--- START OF Entries provided ---

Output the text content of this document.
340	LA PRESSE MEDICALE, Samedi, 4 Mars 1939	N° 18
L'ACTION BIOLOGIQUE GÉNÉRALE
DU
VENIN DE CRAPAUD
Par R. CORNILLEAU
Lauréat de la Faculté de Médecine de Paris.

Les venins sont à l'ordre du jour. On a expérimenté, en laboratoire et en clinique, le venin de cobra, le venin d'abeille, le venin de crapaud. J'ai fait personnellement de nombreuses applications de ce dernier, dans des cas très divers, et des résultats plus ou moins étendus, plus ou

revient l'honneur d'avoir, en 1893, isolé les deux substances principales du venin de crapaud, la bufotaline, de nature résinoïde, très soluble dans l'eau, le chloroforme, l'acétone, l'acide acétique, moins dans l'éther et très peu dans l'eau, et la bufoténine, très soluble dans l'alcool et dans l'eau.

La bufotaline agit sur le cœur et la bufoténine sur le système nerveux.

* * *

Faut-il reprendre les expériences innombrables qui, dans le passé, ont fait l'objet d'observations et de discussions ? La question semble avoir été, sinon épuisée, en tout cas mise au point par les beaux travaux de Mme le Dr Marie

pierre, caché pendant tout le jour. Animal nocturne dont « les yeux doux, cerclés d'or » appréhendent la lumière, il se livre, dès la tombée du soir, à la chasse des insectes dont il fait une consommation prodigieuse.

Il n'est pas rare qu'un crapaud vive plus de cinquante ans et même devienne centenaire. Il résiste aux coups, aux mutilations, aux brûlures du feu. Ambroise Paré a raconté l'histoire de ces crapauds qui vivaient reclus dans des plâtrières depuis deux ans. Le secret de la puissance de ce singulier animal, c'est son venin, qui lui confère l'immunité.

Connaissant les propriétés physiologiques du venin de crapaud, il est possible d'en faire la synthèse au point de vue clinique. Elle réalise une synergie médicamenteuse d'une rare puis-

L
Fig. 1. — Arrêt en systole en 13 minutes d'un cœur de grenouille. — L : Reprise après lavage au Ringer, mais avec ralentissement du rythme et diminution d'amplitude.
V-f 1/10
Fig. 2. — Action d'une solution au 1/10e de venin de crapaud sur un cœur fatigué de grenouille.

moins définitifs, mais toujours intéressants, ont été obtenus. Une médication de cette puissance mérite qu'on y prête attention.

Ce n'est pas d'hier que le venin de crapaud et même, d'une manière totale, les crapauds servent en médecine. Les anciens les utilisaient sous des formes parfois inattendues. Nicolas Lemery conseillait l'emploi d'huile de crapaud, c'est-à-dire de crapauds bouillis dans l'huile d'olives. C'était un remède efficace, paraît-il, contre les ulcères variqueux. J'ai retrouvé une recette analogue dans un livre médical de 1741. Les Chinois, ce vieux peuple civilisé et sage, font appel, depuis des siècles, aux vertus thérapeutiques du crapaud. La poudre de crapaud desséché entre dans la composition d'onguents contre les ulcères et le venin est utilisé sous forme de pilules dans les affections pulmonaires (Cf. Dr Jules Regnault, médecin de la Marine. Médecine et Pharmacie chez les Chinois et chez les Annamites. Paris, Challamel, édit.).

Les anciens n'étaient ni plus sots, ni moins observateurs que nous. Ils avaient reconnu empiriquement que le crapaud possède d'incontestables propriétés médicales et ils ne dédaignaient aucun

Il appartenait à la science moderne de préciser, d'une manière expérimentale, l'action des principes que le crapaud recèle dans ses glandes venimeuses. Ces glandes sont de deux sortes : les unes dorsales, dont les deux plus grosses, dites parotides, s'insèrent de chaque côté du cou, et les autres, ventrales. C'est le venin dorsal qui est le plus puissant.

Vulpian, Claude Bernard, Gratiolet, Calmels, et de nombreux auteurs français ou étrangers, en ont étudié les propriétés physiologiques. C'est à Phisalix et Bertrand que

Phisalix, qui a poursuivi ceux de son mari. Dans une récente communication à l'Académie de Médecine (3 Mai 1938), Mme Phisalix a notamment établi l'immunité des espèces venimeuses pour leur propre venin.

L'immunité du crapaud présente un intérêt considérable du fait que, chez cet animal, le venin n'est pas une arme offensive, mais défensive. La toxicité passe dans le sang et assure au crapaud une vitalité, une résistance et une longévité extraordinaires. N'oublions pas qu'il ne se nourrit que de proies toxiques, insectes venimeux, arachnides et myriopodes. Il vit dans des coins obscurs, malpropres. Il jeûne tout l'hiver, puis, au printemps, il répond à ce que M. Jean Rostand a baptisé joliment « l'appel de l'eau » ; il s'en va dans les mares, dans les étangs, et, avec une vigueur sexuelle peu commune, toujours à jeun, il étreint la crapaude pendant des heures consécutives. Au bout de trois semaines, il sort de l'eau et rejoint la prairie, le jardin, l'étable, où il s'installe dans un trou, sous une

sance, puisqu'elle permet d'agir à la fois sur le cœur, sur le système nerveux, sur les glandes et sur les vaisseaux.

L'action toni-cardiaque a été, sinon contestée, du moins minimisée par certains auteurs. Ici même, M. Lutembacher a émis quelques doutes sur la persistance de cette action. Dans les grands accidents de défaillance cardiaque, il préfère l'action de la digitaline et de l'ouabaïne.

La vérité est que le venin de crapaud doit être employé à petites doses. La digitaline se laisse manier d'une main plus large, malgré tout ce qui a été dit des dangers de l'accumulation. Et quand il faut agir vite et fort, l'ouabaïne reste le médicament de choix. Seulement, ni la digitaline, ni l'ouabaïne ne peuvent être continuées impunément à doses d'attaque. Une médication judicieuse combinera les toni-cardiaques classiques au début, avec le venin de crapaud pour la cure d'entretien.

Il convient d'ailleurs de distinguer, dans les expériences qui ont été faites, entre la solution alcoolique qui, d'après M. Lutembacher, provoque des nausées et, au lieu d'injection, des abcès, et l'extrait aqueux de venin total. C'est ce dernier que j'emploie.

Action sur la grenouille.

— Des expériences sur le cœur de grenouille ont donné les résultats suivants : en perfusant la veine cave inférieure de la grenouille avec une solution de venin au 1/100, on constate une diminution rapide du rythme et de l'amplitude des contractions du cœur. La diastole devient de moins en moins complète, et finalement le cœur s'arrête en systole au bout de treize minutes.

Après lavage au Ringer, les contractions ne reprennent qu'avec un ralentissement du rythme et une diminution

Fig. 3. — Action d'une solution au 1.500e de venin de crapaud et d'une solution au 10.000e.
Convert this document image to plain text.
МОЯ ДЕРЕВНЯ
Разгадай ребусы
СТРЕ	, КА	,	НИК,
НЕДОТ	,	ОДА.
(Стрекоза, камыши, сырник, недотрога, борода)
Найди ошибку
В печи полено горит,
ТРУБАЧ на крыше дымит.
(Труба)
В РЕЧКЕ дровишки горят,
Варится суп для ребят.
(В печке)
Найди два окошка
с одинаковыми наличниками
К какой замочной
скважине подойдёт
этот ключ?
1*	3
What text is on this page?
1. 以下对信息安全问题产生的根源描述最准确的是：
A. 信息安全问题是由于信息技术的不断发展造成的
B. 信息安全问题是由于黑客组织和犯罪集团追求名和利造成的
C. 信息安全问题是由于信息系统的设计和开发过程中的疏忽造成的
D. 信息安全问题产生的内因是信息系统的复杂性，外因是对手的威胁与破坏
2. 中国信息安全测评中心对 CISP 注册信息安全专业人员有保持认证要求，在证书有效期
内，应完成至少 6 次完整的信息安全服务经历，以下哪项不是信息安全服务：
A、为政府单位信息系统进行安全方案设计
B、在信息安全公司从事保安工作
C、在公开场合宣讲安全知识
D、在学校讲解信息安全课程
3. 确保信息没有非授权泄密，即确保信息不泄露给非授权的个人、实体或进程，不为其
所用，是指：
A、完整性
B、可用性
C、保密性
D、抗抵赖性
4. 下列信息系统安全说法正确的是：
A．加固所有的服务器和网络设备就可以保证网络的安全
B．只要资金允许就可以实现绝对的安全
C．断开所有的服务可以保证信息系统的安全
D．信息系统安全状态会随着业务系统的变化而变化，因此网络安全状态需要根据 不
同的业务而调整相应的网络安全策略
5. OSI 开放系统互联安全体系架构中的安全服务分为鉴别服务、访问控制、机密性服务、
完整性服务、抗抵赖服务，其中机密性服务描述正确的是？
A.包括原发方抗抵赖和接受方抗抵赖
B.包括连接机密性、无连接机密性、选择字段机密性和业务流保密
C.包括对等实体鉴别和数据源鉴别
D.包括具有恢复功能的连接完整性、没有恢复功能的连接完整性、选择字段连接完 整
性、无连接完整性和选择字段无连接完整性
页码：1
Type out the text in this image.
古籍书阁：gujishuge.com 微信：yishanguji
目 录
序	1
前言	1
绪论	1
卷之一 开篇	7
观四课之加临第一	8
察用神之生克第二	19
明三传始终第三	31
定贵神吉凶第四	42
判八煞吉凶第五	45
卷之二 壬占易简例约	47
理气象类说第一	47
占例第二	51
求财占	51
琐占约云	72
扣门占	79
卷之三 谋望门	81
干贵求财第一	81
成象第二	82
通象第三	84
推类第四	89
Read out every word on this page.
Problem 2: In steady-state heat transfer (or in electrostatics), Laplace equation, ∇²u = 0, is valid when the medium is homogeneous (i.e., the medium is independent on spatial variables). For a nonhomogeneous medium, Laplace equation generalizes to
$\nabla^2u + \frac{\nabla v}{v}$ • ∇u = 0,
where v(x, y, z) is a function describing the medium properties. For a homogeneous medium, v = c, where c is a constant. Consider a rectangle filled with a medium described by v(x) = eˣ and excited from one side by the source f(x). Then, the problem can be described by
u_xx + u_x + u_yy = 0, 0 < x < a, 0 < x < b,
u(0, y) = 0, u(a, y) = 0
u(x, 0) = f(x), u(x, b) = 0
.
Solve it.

--- END OF Entries provided ---

Look back over the material above and state how many lines hold the word "minutes". Write the number and nothing else.

Written solution:
2